### DOCUMENTO DE ORIGEN ###
Pocos años después de la composición de Un peccator pentito, en 1649, ya bajo el pontificado de Inocencio X Pamphilij, se estrena Jephte, posiblemente por encargo de la Arciconfraternita del Santo Crocifisso, para la cual trabajaba como compositor y director a sueldo el romano Giacomo Carissimi, prefecto de música de la iglesia de San Apolinar, del Collegium Germanicum.
Jephte es, sin duda, el más conocido de los oratorios de Carissimi, y posiblemente de los oratorios del siglo XVII en general. La obra conoció el éxito desde el primer momento, como demuestra el relativamente elevado número de fuentes —aunque ninguna autógrafa— en que se conserva (Paris, Versailles, Hamburgo…), una de ellas de la mano de Marc-Antoine Charpentier, alumno de Carissimi como Christoph Bernhard y otros importantes compositores europeos. Ya en 1650 el erudito jesuita Athanasius Kircher dedicó a este oratorio un párrafo de su Musurgia Universalis, publicando además el comienzo de su sobrecogedor coro final como paradigma de música sujeta al afecto de la letra. El texto latino, anónimo, está tomado libremente del libro de los Jueces (11, 29-38) y su argumento es el siguiente: Jefté, en el trance de capitanear a los israelitas en la guerra contra los amonitas, pronuncia un juramento (“Si Yavé pone en mis manos a los hijos de Amón, el primero que salga a mi encuentro a mi regreso a casa será ofrecido en sacrificio”); su ejército sale victorioso pero, al volver a casa, el primer ser vivo que se cruza en su camino es su hija única, aún virgen, por lo que la alegría de la victoria se muda en amargura y desesperación, puesto que el voto ha de cumplirse; concluye el oratorio con el lamento de la hija de Jefté y un coro que deplora su miserable fortuna. Jephte comienza in media res y deja la acción inconclusa, con la hija vagando por los montes con sus compañeras y lamentándose por un plazo de dos meses. Posee un final abierto, enigmático para los ignorantes (¿regresará la hija de los montes?) pero inequívoco para los conocedores de la sagrada escritura: el sacrificio ha de cumplirse, y el hecho de que la inmolación de un ser inocente sirva para salvación del pecador (Jefté, que incumplió el segundo mandamiento) y gloria del pueblo de Dios no es sino prefiguración de la muerte de Cristo. He aquí un buen ejemplo de aprovechamiento inteligente de materiales del antiguo testamento, un tanto complicados o embarazosos, por parte del espíritu contrarreformista.
### DATOS PARA ANALIZAR ###
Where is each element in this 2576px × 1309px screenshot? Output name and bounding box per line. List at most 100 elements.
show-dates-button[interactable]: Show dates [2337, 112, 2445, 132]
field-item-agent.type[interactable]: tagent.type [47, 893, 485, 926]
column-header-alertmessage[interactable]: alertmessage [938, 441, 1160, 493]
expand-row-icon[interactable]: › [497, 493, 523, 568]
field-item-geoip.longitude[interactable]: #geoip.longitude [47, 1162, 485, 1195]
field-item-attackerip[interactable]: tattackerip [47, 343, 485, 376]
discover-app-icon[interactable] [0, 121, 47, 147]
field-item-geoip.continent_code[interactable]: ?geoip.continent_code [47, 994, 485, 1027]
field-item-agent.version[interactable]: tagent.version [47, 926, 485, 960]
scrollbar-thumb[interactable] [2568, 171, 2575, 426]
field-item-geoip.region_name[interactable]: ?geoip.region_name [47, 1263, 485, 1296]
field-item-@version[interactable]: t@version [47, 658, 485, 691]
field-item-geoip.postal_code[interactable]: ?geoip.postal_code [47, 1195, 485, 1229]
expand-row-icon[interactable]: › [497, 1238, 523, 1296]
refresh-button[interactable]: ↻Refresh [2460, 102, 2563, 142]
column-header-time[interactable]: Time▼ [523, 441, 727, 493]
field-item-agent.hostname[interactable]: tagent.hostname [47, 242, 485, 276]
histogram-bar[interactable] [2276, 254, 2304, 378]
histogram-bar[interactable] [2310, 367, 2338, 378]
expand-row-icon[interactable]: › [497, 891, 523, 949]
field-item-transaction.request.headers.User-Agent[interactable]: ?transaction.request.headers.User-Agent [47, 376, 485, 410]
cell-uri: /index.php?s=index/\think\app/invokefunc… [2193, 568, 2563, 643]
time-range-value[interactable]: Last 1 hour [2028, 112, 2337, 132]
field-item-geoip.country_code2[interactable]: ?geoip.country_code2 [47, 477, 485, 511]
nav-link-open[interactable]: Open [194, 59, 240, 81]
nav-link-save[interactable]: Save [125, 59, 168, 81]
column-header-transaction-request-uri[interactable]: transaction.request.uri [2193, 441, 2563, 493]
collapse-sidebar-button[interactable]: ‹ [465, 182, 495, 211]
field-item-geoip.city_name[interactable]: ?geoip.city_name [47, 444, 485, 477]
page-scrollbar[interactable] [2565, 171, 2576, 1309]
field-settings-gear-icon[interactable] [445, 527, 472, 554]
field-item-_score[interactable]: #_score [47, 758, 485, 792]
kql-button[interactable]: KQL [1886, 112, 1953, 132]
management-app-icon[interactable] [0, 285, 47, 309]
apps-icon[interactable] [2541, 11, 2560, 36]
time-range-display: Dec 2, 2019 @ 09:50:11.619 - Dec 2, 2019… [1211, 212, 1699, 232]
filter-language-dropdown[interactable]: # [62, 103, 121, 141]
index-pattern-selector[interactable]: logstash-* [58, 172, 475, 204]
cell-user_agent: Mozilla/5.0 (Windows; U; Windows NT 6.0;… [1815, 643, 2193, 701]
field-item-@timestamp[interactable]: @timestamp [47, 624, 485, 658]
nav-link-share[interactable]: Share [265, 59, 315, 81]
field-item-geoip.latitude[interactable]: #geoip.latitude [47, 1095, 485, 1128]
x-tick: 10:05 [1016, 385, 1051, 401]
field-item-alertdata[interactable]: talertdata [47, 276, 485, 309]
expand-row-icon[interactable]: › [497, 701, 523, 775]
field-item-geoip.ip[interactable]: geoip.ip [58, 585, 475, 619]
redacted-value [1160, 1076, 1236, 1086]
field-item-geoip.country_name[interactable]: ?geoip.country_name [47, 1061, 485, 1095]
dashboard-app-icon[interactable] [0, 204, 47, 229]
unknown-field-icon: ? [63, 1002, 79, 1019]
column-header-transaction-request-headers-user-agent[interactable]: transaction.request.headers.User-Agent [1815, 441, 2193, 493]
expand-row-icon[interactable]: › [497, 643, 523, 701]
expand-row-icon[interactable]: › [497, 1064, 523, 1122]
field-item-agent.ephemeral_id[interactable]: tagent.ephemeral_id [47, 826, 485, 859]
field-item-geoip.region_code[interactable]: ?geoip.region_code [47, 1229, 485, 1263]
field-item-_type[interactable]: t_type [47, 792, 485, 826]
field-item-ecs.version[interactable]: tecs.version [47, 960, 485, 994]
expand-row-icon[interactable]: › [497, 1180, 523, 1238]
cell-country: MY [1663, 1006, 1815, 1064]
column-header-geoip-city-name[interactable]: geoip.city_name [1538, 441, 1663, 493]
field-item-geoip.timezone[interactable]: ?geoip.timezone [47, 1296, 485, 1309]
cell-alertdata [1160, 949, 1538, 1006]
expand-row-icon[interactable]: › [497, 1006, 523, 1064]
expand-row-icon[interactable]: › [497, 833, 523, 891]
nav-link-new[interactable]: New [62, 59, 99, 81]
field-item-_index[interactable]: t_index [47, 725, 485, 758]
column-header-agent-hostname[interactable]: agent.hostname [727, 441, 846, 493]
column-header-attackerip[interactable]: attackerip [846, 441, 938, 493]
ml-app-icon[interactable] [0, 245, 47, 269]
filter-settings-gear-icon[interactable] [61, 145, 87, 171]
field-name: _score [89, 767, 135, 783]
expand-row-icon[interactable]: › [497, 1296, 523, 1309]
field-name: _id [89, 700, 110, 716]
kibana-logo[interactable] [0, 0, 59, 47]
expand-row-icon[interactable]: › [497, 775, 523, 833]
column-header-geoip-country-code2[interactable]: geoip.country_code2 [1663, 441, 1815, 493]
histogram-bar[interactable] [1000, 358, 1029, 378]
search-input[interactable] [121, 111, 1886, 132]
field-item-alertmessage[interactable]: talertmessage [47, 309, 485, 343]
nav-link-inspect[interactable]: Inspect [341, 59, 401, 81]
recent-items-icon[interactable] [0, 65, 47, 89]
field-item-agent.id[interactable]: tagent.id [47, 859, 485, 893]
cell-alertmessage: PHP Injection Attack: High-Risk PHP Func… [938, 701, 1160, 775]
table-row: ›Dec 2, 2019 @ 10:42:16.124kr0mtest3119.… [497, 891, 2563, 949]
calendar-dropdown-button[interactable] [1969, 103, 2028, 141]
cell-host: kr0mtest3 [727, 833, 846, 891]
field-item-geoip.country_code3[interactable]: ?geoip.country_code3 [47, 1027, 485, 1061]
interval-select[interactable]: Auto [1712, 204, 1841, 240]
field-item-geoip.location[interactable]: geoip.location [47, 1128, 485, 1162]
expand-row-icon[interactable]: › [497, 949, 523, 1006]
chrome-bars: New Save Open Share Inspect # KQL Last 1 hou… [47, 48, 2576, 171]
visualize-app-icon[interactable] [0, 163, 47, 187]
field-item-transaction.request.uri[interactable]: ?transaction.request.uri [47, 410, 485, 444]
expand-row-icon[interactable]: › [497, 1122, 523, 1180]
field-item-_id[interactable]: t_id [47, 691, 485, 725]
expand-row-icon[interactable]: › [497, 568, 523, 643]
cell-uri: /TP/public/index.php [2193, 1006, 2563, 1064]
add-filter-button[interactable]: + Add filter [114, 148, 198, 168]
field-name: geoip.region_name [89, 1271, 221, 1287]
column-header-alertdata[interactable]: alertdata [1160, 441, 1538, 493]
###
• **QUÉ DEBES HACER**
¿Cómo continuarías el texto sobre el oratorio Jephte de Carissimi a partir de su última oración?

• **RESPUESTA AL EJERCICIO**
Texto y música proponen diversas dosis de tormento y éxtasis, aunque con un balance bien diferente al de las piezas anteriores, y con el añadido de algunos dilemas morales: el imprudente voto de Jefté, el delirio sanguinario de la batalla y la exaltación festiva de la victoria conducen al tormento de aquél por la terrible obligación de cumplir su voto a Yavé y al que sufrirá su hija por culpa del pecado de su padre; y, según se insiste, no deja de tener su importancia el éxtasis de amor carnal que la hija, convertida en heroína trágica y virgen para siempre, no disfrutará jamás.
Kircher, tal vez asistente al estreno de Jephte y primer gran publicista de esta obra, alaba el “singular ingenio y agudo cálamo” de Carissimi, maestro de la musica pathetica, capaz de transmitir los múltiples y contrastados afectos que encierra la historia y, por tanto, de transformar el ánimo de los que escuchan, hasta el punto de hacerles creer que escuchan “llantos, sollozos y gemidos” en el coro final. No le falta razón.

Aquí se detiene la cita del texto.